## Problem statement
In the records below, pick out all lines containing the word "this".

## Records for the exercise
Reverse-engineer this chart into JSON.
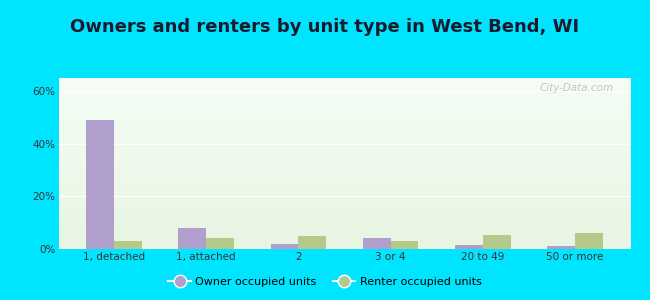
{
  "title": "Owners and renters by unit type in West Bend, WI",
  "categories": [
    "1, detached",
    "1, attached",
    "2",
    "3 or 4",
    "20 to 49",
    "50 or more"
  ],
  "owner_values": [
    49,
    8,
    2,
    4,
    1.5,
    1
  ],
  "renter_values": [
    3,
    4,
    5,
    3,
    5.5,
    6
  ],
  "owner_color": "#b09fcc",
  "renter_color": "#b5c98a",
  "background_outer": "#00e5ff",
  "title_fontsize": 13,
  "ylabel_ticks": [
    "0%",
    "20%",
    "40%",
    "60%"
  ],
  "yticks": [
    0,
    20,
    40,
    60
  ],
  "ylim": [
    0,
    65
  ],
  "bar_width": 0.3,
  "legend_owner": "Owner occupied units",
  "legend_renter": "Renter occupied units",
  "watermark": "City-Data.com"
}
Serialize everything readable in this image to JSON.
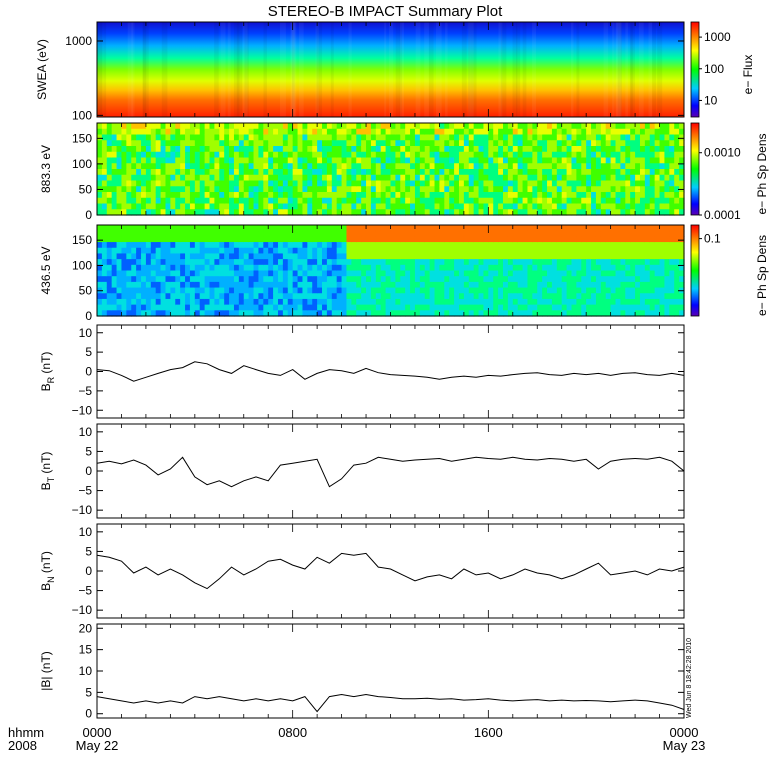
{
  "chart_data": {
    "type": "line",
    "title": "STEREO-B IMPACT Summary Plot",
    "x_axis": {
      "label_row1": "hhmm",
      "label_row2": "2008",
      "ticks": [
        {
          "hours": 0,
          "label": "0000",
          "date": "May 22"
        },
        {
          "hours": 8,
          "label": "0800",
          "date": ""
        },
        {
          "hours": 16,
          "label": "1600",
          "date": ""
        },
        {
          "hours": 24,
          "label": "0000",
          "date": "May 23"
        }
      ],
      "range_hours": [
        0,
        24
      ]
    },
    "timestamp_note": "Wed Jun 8 18:42:28 2010",
    "spectrograms": [
      {
        "id": "swea",
        "ylabel": "SWEA (eV)",
        "yscale": "log",
        "ylim": [
          95,
          1800
        ],
        "yticks": [
          {
            "v": 100,
            "t": "100"
          },
          {
            "v": 1000,
            "t": "1000"
          }
        ],
        "colorbar": {
          "label": "e− Flux",
          "scale": "log",
          "ticks": [
            "1000",
            "100",
            "10"
          ],
          "range": [
            3,
            3000
          ]
        },
        "description_values": {
          "low_energy_flux": "high (red)",
          "high_energy_flux": "low (blue)"
        }
      },
      {
        "id": "pad883",
        "ylabel": "883.3 eV",
        "yscale": "linear",
        "ylim": [
          0,
          180
        ],
        "yticks": [
          {
            "v": 0,
            "t": "0"
          },
          {
            "v": 50,
            "t": "50"
          },
          {
            "v": 100,
            "t": "100"
          },
          {
            "v": 150,
            "t": "150"
          }
        ],
        "colorbar": {
          "label": "e− Ph Sp Dens",
          "scale": "log",
          "ticks": [
            "0.0010",
            "0.0001"
          ],
          "range": [
            0.0001,
            0.003
          ]
        }
      },
      {
        "id": "pad436",
        "ylabel": "436.5 eV",
        "yscale": "linear",
        "ylim": [
          0,
          180
        ],
        "yticks": [
          {
            "v": 0,
            "t": "0"
          },
          {
            "v": 50,
            "t": "50"
          },
          {
            "v": 100,
            "t": "100"
          },
          {
            "v": 150,
            "t": "150"
          }
        ],
        "colorbar": {
          "label": "e− Ph Sp Dens",
          "scale": "log",
          "ticks": [
            "0.1"
          ],
          "range": [
            0.01,
            0.15
          ]
        }
      }
    ],
    "series": [
      {
        "id": "br",
        "ylabel": "B",
        "ysub": "R",
        "yunit": " (nT)",
        "ylim": [
          -12,
          12
        ],
        "yticks": [
          {
            "v": 10,
            "t": "10"
          },
          {
            "v": 5,
            "t": "5"
          },
          {
            "v": 0,
            "t": "0"
          },
          {
            "v": -5,
            "t": "−5"
          },
          {
            "v": -10,
            "t": "−10"
          }
        ],
        "x": [
          0,
          0.5,
          1,
          1.5,
          2,
          2.5,
          3,
          3.5,
          4,
          4.5,
          5,
          5.5,
          6,
          6.5,
          7,
          7.5,
          8,
          8.5,
          9,
          9.5,
          10,
          10.5,
          11,
          11.5,
          12,
          12.5,
          13,
          13.5,
          14,
          14.5,
          15,
          15.5,
          16,
          16.5,
          17,
          17.5,
          18,
          18.5,
          19,
          19.5,
          20,
          20.5,
          21,
          21.5,
          22,
          22.5,
          23,
          23.5,
          24
        ],
        "values": [
          0.5,
          0.2,
          -1.0,
          -2.5,
          -1.5,
          -0.5,
          0.5,
          1.0,
          2.5,
          2.0,
          0.5,
          -0.5,
          1.5,
          0.5,
          -0.5,
          -1.0,
          0.5,
          -2.0,
          -0.5,
          0.5,
          0.2,
          -0.5,
          0.8,
          -0.3,
          -0.8,
          -1.0,
          -1.2,
          -1.5,
          -2.0,
          -1.5,
          -1.2,
          -1.5,
          -1.0,
          -1.2,
          -0.8,
          -0.5,
          -0.3,
          -0.8,
          -1.0,
          -0.5,
          -0.8,
          -0.5,
          -1.0,
          -0.5,
          -0.3,
          -0.8,
          -1.0,
          -0.5,
          -1.0
        ]
      },
      {
        "id": "bt",
        "ylabel": "B",
        "ysub": "T",
        "yunit": " (nT)",
        "ylim": [
          -12,
          12
        ],
        "yticks": [
          {
            "v": 10,
            "t": "10"
          },
          {
            "v": 5,
            "t": "5"
          },
          {
            "v": 0,
            "t": "0"
          },
          {
            "v": -5,
            "t": "−5"
          },
          {
            "v": -10,
            "t": "−10"
          }
        ],
        "x": [
          0,
          0.5,
          1,
          1.5,
          2,
          2.5,
          3,
          3.5,
          4,
          4.5,
          5,
          5.5,
          6,
          6.5,
          7,
          7.5,
          8,
          8.5,
          9,
          9.5,
          10,
          10.5,
          11,
          11.5,
          12,
          12.5,
          13,
          13.5,
          14,
          14.5,
          15,
          15.5,
          16,
          16.5,
          17,
          17.5,
          18,
          18.5,
          19,
          19.5,
          20,
          20.5,
          21,
          21.5,
          22,
          22.5,
          23,
          23.5,
          24
        ],
        "values": [
          2.0,
          2.5,
          1.8,
          2.8,
          1.5,
          -1.0,
          0.5,
          3.5,
          -1.5,
          -3.5,
          -2.5,
          -4.0,
          -2.5,
          -1.5,
          -2.5,
          1.5,
          2.0,
          2.5,
          3.0,
          -4.0,
          -2.0,
          1.5,
          2.0,
          3.5,
          3.0,
          2.5,
          2.8,
          3.0,
          3.2,
          2.5,
          3.0,
          3.5,
          3.2,
          3.0,
          3.5,
          3.0,
          2.8,
          3.2,
          3.0,
          2.5,
          3.0,
          0.5,
          2.5,
          3.0,
          3.2,
          3.0,
          3.5,
          2.5,
          0.0
        ]
      },
      {
        "id": "bn",
        "ylabel": "B",
        "ysub": "N",
        "yunit": " (nT)",
        "ylim": [
          -12,
          12
        ],
        "yticks": [
          {
            "v": 10,
            "t": "10"
          },
          {
            "v": 5,
            "t": "5"
          },
          {
            "v": 0,
            "t": "0"
          },
          {
            "v": -5,
            "t": "−5"
          },
          {
            "v": -10,
            "t": "−10"
          }
        ],
        "x": [
          0,
          0.5,
          1,
          1.5,
          2,
          2.5,
          3,
          3.5,
          4,
          4.5,
          5,
          5.5,
          6,
          6.5,
          7,
          7.5,
          8,
          8.5,
          9,
          9.5,
          10,
          10.5,
          11,
          11.5,
          12,
          12.5,
          13,
          13.5,
          14,
          14.5,
          15,
          15.5,
          16,
          16.5,
          17,
          17.5,
          18,
          18.5,
          19,
          19.5,
          20,
          20.5,
          21,
          21.5,
          22,
          22.5,
          23,
          23.5,
          24
        ],
        "values": [
          4.0,
          3.5,
          2.5,
          -0.5,
          1.0,
          -1.0,
          0.5,
          -1.0,
          -3.0,
          -4.5,
          -2.0,
          1.0,
          -1.0,
          0.5,
          2.5,
          3.0,
          1.5,
          0.5,
          3.5,
          2.0,
          4.5,
          4.0,
          4.5,
          1.0,
          0.5,
          -1.0,
          -2.5,
          -1.5,
          -1.0,
          -2.0,
          0.5,
          -1.0,
          -0.5,
          -2.0,
          -1.0,
          0.5,
          -0.5,
          -1.0,
          -2.0,
          -1.0,
          0.5,
          2.0,
          -1.0,
          -0.5,
          0.0,
          -1.0,
          0.5,
          0.0,
          1.0
        ]
      },
      {
        "id": "bmag",
        "ylabel": "|B|",
        "ysub": "",
        "yunit": " (nT)",
        "ylim": [
          -1,
          21
        ],
        "yticks": [
          {
            "v": 20,
            "t": "20"
          },
          {
            "v": 15,
            "t": "15"
          },
          {
            "v": 10,
            "t": "10"
          },
          {
            "v": 5,
            "t": "5"
          },
          {
            "v": 0,
            "t": "0"
          }
        ],
        "x": [
          0,
          0.5,
          1,
          1.5,
          2,
          2.5,
          3,
          3.5,
          4,
          4.5,
          5,
          5.5,
          6,
          6.5,
          7,
          7.5,
          8,
          8.5,
          9,
          9.5,
          10,
          10.5,
          11,
          11.5,
          12,
          12.5,
          13,
          13.5,
          14,
          14.5,
          15,
          15.5,
          16,
          16.5,
          17,
          17.5,
          18,
          18.5,
          19,
          19.5,
          20,
          20.5,
          21,
          21.5,
          22,
          22.5,
          23,
          23.5,
          24
        ],
        "values": [
          4.0,
          3.5,
          3.0,
          2.5,
          3.0,
          2.5,
          3.0,
          2.5,
          4.0,
          3.5,
          4.0,
          3.5,
          3.0,
          3.5,
          3.0,
          3.5,
          3.0,
          4.0,
          0.5,
          4.0,
          4.5,
          4.0,
          4.5,
          4.0,
          3.8,
          3.5,
          3.5,
          3.6,
          3.4,
          3.5,
          3.2,
          3.3,
          3.5,
          3.2,
          3.0,
          3.2,
          3.3,
          3.0,
          3.2,
          3.0,
          3.1,
          3.0,
          2.8,
          3.0,
          3.2,
          3.0,
          2.5,
          2.0,
          1.0
        ]
      }
    ]
  }
}
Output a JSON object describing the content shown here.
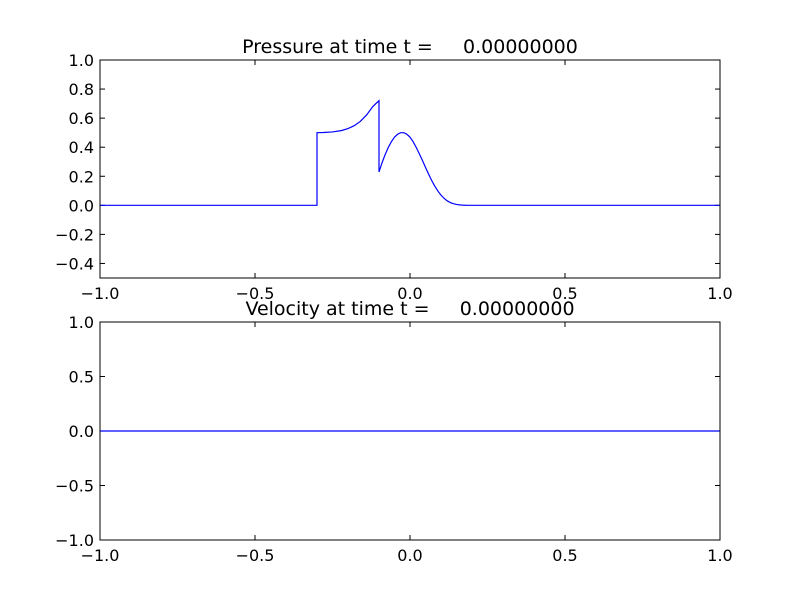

## Expected answer
Reverse-engineer this chart into JSON.
Serialize everything readable in this image to JSON.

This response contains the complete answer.